## What to produce
Where a line in the listing below contains the word "franc", copy that line.

── Provided information

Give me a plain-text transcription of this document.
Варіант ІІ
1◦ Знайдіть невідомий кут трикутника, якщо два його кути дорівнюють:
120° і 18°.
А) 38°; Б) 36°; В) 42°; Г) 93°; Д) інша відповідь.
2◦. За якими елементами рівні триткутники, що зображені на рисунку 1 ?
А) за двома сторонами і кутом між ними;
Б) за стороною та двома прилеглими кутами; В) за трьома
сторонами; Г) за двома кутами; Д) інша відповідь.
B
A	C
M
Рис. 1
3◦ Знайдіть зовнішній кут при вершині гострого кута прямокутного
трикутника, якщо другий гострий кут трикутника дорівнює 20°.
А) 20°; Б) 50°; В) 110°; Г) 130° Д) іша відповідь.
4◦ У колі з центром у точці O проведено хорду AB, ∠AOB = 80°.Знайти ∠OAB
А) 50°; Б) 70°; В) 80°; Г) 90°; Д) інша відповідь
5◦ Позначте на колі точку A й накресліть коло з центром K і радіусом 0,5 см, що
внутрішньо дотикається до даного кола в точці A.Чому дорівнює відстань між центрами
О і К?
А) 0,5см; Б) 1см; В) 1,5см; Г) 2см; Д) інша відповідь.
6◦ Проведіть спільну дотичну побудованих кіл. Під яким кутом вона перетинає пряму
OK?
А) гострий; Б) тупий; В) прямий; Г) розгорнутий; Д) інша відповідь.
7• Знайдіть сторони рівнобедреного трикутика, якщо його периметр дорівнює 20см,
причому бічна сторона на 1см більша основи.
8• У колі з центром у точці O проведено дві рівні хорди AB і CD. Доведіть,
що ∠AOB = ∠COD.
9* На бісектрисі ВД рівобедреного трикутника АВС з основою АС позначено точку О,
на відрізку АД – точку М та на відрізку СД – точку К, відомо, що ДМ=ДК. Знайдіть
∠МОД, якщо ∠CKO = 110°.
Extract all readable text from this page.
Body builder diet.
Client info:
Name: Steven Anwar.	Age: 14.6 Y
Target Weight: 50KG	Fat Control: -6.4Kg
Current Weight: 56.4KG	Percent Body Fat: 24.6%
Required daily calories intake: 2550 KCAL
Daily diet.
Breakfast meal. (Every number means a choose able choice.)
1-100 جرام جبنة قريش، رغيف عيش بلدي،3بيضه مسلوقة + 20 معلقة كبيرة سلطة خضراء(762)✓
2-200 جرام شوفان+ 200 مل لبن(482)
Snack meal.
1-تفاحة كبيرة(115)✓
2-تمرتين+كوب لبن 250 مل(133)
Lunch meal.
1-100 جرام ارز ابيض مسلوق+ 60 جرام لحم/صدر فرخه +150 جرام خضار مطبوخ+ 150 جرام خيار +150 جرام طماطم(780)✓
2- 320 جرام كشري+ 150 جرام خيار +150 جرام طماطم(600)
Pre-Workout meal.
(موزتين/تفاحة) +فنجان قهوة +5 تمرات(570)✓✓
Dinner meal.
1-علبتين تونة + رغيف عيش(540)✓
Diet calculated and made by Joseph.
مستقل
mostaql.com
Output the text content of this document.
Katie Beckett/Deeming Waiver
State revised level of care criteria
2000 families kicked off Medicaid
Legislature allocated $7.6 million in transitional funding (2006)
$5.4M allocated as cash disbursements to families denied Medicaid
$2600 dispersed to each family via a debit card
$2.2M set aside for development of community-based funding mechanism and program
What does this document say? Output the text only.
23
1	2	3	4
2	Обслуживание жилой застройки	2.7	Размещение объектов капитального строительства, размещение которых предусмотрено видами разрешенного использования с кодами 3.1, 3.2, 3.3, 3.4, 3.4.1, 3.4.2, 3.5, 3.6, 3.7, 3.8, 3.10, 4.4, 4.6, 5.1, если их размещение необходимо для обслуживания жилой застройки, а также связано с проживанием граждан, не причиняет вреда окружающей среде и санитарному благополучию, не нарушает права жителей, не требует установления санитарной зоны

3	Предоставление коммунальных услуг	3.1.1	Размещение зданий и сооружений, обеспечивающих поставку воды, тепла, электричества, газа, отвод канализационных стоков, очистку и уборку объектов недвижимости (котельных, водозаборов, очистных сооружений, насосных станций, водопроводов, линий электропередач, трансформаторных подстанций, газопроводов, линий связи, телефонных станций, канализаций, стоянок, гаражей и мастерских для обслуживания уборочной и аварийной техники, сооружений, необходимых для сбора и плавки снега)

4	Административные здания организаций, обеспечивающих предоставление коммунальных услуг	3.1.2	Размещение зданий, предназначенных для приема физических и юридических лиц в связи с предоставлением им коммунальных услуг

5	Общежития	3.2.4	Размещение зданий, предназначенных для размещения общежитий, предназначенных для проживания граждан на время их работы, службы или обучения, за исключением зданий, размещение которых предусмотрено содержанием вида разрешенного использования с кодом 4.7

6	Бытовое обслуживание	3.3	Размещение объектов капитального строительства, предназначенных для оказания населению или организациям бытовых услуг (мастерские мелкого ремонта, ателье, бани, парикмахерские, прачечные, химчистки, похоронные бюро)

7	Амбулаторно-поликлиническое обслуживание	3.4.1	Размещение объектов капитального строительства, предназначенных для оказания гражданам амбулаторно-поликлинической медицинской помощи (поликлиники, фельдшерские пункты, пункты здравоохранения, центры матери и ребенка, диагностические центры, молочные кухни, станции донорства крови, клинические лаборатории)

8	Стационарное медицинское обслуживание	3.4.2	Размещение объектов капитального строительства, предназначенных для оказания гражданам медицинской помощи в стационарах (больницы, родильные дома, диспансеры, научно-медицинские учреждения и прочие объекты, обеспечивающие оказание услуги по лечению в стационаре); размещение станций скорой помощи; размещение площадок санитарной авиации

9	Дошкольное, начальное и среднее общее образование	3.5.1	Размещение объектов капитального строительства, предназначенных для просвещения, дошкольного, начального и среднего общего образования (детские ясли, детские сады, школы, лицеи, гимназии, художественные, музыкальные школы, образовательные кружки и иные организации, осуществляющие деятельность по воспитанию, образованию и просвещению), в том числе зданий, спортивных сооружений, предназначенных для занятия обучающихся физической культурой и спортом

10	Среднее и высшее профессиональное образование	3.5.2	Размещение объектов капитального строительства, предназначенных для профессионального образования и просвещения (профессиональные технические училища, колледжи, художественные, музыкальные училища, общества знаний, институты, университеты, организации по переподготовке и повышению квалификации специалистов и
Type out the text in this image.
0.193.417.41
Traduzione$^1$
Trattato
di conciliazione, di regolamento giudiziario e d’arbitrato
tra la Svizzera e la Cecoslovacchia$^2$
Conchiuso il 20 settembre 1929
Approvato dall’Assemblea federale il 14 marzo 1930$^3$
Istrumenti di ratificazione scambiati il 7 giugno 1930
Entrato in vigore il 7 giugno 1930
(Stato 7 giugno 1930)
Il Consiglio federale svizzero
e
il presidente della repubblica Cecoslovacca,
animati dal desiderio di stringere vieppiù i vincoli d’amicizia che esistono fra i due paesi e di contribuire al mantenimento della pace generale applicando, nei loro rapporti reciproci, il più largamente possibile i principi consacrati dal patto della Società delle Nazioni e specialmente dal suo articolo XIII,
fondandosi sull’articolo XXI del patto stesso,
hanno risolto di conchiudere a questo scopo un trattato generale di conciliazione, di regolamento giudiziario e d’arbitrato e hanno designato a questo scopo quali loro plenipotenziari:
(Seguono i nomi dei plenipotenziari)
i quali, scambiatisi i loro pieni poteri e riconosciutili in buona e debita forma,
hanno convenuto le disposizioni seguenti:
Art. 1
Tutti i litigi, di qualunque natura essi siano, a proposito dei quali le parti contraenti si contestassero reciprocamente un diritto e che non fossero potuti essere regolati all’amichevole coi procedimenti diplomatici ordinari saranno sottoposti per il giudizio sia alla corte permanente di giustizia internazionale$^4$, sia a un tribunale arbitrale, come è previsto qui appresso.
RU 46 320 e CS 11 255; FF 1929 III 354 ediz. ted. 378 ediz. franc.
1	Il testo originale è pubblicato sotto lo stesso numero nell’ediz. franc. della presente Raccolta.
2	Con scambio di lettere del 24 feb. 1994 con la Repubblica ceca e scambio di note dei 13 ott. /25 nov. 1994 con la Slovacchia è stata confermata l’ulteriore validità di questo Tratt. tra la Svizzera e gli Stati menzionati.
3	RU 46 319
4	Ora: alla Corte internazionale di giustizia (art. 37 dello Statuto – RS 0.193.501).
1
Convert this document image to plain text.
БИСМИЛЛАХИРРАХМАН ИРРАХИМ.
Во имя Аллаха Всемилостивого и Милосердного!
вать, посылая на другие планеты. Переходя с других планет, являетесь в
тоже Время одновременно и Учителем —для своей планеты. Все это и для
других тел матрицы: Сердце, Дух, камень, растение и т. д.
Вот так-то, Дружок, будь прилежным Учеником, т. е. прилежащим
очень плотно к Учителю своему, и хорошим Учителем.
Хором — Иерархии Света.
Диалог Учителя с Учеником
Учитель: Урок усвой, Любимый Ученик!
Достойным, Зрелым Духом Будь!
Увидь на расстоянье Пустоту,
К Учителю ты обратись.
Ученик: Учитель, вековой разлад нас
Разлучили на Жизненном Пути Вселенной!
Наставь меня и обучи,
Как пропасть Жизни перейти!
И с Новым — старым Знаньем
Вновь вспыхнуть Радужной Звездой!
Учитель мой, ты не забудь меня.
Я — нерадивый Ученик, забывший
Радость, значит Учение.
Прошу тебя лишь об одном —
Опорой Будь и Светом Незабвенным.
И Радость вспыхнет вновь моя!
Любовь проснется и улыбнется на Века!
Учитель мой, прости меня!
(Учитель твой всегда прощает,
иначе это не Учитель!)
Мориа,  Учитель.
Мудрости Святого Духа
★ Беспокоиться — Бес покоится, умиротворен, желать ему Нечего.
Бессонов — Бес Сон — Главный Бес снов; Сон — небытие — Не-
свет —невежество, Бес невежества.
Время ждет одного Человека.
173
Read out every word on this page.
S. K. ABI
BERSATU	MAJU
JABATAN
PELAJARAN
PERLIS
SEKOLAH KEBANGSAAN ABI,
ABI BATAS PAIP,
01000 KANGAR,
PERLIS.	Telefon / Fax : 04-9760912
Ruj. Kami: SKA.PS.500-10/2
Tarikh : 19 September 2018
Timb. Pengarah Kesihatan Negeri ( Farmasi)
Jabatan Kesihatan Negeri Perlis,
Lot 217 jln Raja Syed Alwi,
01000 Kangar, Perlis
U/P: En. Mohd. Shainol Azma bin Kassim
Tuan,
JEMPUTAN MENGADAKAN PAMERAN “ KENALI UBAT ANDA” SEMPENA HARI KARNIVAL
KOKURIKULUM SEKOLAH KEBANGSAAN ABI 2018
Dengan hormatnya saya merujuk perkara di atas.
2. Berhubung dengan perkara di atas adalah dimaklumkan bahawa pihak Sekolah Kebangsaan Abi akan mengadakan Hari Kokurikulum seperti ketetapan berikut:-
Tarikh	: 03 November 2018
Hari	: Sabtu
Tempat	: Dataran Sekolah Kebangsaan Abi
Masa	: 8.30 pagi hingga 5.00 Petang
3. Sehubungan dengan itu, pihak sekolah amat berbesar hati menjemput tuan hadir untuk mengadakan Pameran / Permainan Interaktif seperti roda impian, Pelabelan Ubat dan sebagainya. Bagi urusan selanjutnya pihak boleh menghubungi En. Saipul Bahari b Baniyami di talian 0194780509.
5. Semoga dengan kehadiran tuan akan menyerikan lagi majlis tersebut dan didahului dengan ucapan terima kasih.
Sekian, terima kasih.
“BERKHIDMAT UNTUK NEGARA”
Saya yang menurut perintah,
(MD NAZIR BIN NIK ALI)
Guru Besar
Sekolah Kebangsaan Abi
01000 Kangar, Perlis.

────

## Solved exercise
RU 46 320 e CS 11 255; FF 1929 III 354 ediz. ted. 378 ediz. franc.
1	Il testo originale è pubblicato sotto lo stesso numero nell’ediz. franc. della presente Raccolta.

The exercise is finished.